:: Selection

Developers also need to be on top of the latest hardware and software changes from Apple. "My strategy over the last 10 years has been to always support the latest devices and technologies," Moore said. Doing so leads to having your app featured in the App Store and keeps users happy.

Think about all those apps that won't be available when iOS 11 kills support for 32-bit apps: You're sure to be affected by a few, and that's sure to lead to frustration with the app's developers.

As for the actual app concept, Moore said, don't spend all your time trying to build a massive, groundbreaking product: Build a basic app that you would personally want to use. "Pick a simple idea first. If you can, make it solve a problem you yourself have."

He built White Noise, he said, because he wanted to stop using a fan to fall asleep. "I thought it was stupid to have a fan blasting on me during the winter, so I built an app."

Sure that White Noise was too niche for other users, Moore released it for free on the App Store. It shot straight to the top of the store, so Moore added other features that allowed him to make money off of it.

That said, Moore has advice for those seeing app development as a "get rich quick" scheme: It won't work. "Don't chase the money," he told me.

"Build something that people will love and you'll find the money there at some point."

Disclosure: Todd Moore is a member of the Developers Alliance Board of Directors. CBS Interactive employee Malene Sam is also a board member. TechRepublic is a CBS Interactive property.

::::

Task list:
1. Copy the passage on app development word for word, between "Think about all" and "the app's developers.", inclusive.
2. Repeat the listing's lines exactly, from its first line through the line holding "sign-sub-text: BHARAT (358, 509, 394, 519)", inclusive.
The listing below is unrelated to the passage on app development.

:: Given data

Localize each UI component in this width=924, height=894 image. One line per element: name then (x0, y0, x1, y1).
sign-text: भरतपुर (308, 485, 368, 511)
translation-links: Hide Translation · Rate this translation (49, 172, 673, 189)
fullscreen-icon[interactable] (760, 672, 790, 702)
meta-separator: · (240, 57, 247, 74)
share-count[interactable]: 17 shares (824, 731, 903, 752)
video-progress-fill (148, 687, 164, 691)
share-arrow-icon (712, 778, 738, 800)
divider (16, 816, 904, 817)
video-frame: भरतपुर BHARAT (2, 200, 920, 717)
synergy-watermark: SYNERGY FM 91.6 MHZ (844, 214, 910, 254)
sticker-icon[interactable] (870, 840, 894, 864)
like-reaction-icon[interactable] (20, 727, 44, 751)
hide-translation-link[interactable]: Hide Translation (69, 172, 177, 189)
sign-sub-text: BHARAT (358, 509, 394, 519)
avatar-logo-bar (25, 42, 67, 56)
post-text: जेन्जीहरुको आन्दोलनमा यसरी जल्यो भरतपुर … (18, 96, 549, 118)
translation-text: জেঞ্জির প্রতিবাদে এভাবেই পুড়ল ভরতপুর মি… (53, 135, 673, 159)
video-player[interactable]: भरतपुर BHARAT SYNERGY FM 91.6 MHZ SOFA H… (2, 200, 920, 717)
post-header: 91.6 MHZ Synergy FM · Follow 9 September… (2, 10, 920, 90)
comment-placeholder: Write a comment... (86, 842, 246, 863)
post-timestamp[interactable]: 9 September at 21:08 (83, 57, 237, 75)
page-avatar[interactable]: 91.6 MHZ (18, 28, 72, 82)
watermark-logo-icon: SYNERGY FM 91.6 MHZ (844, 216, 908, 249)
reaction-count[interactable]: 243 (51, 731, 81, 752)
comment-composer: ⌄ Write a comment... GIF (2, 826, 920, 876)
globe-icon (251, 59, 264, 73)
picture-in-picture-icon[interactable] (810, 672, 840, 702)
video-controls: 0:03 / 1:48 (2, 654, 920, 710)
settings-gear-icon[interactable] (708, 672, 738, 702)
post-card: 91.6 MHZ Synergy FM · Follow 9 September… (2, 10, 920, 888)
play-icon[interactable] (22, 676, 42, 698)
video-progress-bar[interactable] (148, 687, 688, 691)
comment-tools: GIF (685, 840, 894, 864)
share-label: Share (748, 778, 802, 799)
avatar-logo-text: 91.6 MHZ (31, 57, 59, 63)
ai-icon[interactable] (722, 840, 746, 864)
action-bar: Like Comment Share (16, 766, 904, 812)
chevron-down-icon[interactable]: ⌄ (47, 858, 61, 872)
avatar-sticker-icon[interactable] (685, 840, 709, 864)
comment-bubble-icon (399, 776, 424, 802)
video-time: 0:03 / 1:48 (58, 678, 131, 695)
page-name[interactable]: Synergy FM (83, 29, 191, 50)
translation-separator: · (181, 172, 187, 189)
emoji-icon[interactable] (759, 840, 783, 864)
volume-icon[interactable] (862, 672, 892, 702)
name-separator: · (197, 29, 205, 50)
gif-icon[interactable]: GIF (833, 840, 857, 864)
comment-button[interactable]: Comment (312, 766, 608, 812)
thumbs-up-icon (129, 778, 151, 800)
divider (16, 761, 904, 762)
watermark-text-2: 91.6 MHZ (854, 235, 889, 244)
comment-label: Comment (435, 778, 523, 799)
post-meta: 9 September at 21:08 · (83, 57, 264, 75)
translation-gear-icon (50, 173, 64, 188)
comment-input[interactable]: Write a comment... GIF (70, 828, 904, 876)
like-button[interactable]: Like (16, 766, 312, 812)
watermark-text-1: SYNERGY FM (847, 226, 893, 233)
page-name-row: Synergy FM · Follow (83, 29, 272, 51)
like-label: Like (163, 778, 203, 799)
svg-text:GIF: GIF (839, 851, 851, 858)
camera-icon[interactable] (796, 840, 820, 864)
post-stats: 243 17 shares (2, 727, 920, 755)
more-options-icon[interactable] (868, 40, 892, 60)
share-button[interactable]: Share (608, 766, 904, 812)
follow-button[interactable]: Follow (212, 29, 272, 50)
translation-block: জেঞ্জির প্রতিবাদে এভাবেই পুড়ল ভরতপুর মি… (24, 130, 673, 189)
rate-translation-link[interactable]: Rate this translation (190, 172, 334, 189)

::::

Exercise responses:
1.
Think about all those apps that won't be available when iOS 11 kills support for 32-bit apps: You're sure to be affected by a few, and that's sure to lead to frustration with the app's developers.

2.
Localize each UI component in this width=924, height=894 image. One line per element: name then (x0, y0, x1, y1).
sign-text: भरतपुर (308, 485, 368, 511)
translation-links: Hide Translation · Rate this translation (49, 172, 673, 189)
fullscreen-icon[interactable] (760, 672, 790, 702)
meta-separator: · (240, 57, 247, 74)
share-count[interactable]: 17 shares (824, 731, 903, 752)
video-progress-fill (148, 687, 164, 691)
share-arrow-icon (712, 778, 738, 800)
divider (16, 816, 904, 817)
video-frame: भरतपुर BHARAT (2, 200, 920, 717)
synergy-watermark: SYNERGY FM 91.6 MHZ (844, 214, 910, 254)
sticker-icon[interactable] (870, 840, 894, 864)
like-reaction-icon[interactable] (20, 727, 44, 751)
hide-translation-link[interactable]: Hide Translation (69, 172, 177, 189)
sign-sub-text: BHARAT (358, 509, 394, 519)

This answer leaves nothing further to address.